■ AIM OF THE EXERCISE
Collect each line of the material below that contains the string "mold". Treat uppercase and lowercase as different.
-- Begin DATA TO PROCESS --
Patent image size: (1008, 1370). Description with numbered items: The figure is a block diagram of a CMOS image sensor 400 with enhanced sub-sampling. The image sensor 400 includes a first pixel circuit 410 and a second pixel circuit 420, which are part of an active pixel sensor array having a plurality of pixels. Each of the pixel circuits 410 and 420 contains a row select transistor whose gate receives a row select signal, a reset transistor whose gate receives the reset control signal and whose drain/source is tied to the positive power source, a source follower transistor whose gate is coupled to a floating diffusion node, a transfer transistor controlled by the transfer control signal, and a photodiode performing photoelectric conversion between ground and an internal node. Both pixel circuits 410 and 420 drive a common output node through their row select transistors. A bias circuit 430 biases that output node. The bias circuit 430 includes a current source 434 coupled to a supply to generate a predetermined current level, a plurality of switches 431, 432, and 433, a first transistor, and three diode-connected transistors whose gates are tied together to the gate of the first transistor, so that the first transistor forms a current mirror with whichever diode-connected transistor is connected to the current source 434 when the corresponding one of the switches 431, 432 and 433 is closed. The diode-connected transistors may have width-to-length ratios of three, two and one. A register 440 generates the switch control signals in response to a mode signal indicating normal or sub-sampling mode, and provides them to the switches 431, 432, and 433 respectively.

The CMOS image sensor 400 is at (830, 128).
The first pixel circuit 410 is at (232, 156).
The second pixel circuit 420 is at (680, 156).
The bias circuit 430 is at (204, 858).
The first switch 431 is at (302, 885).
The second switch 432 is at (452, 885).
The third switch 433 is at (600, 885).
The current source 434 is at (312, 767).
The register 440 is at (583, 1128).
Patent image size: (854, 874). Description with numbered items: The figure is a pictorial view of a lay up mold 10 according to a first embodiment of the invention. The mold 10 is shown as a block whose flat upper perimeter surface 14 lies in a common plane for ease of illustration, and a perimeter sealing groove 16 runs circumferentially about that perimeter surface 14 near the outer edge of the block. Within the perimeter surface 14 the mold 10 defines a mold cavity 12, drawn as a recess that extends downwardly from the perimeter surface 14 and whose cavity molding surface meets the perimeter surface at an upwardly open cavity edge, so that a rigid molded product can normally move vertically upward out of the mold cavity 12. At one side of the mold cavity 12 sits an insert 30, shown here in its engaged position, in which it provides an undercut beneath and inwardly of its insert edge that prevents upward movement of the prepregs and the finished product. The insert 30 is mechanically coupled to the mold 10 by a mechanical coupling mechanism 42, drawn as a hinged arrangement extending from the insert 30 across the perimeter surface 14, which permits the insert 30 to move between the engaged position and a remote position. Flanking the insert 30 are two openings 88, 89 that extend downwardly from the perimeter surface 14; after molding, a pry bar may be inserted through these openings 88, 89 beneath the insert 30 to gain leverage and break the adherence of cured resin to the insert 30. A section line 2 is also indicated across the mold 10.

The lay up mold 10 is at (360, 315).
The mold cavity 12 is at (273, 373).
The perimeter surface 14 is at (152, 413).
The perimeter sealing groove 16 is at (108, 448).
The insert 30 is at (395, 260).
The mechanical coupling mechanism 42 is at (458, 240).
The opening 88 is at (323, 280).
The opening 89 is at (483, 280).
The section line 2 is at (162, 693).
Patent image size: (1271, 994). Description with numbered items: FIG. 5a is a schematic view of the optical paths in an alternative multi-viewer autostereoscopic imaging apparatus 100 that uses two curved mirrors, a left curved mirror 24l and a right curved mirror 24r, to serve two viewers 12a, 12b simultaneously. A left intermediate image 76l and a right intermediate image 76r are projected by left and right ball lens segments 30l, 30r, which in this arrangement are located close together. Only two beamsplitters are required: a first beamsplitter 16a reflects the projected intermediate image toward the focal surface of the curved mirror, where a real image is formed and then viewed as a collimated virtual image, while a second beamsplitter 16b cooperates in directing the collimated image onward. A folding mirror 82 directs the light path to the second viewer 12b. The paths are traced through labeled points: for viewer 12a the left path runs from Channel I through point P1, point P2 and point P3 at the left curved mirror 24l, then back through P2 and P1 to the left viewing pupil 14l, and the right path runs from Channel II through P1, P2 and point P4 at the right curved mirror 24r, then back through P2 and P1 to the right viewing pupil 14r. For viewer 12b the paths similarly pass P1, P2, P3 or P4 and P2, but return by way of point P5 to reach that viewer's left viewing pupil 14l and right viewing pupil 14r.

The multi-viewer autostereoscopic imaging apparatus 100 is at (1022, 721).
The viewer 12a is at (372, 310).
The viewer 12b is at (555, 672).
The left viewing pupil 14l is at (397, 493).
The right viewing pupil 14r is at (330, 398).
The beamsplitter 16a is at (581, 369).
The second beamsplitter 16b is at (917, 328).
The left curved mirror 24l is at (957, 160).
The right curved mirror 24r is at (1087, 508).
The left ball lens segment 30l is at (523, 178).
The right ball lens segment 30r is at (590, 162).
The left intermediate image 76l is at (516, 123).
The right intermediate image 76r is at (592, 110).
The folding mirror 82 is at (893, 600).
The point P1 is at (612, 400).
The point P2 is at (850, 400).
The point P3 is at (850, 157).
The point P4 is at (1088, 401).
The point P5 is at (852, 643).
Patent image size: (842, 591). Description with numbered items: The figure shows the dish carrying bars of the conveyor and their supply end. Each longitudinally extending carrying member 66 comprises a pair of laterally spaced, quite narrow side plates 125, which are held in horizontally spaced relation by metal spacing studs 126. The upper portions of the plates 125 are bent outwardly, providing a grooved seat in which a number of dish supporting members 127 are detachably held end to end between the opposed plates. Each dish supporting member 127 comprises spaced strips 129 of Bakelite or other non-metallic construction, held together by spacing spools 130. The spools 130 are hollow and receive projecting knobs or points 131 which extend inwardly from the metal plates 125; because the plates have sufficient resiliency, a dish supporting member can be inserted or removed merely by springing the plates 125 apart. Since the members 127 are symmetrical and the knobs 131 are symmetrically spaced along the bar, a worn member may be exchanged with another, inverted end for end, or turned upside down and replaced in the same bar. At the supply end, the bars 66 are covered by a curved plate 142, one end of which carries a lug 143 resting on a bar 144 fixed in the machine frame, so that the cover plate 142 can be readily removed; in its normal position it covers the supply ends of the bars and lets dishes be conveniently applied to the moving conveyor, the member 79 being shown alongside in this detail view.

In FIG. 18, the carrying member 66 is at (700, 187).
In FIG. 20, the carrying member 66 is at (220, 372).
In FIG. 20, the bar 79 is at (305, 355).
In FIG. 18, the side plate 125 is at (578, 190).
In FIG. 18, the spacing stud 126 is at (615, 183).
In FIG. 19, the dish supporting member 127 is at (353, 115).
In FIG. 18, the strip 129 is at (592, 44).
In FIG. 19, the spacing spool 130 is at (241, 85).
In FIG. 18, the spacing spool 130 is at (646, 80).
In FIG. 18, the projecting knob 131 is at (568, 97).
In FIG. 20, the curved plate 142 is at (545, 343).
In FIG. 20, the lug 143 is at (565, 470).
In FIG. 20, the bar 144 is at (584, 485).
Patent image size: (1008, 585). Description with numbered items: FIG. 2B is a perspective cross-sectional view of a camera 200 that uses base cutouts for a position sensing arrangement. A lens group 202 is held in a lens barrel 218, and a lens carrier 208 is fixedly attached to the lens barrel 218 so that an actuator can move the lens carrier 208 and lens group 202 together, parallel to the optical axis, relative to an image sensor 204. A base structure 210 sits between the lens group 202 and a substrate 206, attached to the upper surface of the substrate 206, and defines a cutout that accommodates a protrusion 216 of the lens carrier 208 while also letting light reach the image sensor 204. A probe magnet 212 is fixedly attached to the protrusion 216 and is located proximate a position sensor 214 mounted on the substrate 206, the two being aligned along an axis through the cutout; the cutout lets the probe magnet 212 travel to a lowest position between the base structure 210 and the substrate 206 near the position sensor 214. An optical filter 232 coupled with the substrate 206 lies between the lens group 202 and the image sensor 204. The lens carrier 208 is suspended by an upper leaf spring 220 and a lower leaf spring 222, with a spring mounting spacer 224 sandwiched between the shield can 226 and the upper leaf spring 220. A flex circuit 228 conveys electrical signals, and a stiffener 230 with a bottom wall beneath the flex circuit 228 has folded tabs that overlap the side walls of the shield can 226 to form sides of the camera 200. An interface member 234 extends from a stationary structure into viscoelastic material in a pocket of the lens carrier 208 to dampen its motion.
-- End DATA TO PROCESS --
■ EXERCISE RESULT
Patent image size: (854, 874). Description with numbered items: The figure is a pictorial view of a lay up mold 10 according to a first embodiment of the invention. The mold 10 is shown as a block whose flat upper perimeter surface 14 lies in a common plane for ease of illustration, and a perimeter sealing groove 16 runs circumferentially about that perimeter surface 14 near the outer edge of the block. Within the perimeter surface 14 the mold 10 defines a mold cavity 12, drawn as a recess that extends downwardly from the perimeter surface 14 and whose cavity molding surface meets the perimeter surface at an upwardly open cavity edge, so that a rigid molded product can normally move vertically upward out of the mold cavity 12. At one side of the mold cavity 12 sits an insert 30, shown here in its engaged position, in which it provides an undercut beneath and inwardly of its insert edge that prevents upward movement of the prepregs and the finished product. The insert 30 is mechanically coupled to the mold 10 by a mechanical coupling mechanism 42, drawn as a hinged arrangement extending from the insert 30 across the perimeter surface 14, which permits the insert 30 to move between the engaged position and a remote position. Flanking the insert 30 are two openings 88, 89 that extend downwardly from the perimeter surface 14; after molding, a pry bar may be inserted through these openings 88, 89 beneath the insert 30 to gain leverage and break the adherence of cured resin to the insert 30. A section line 2 is also indicated across the mold 10.
The lay up mold 10 is at (360, 315).
The mold cavity 12 is at (273, 373).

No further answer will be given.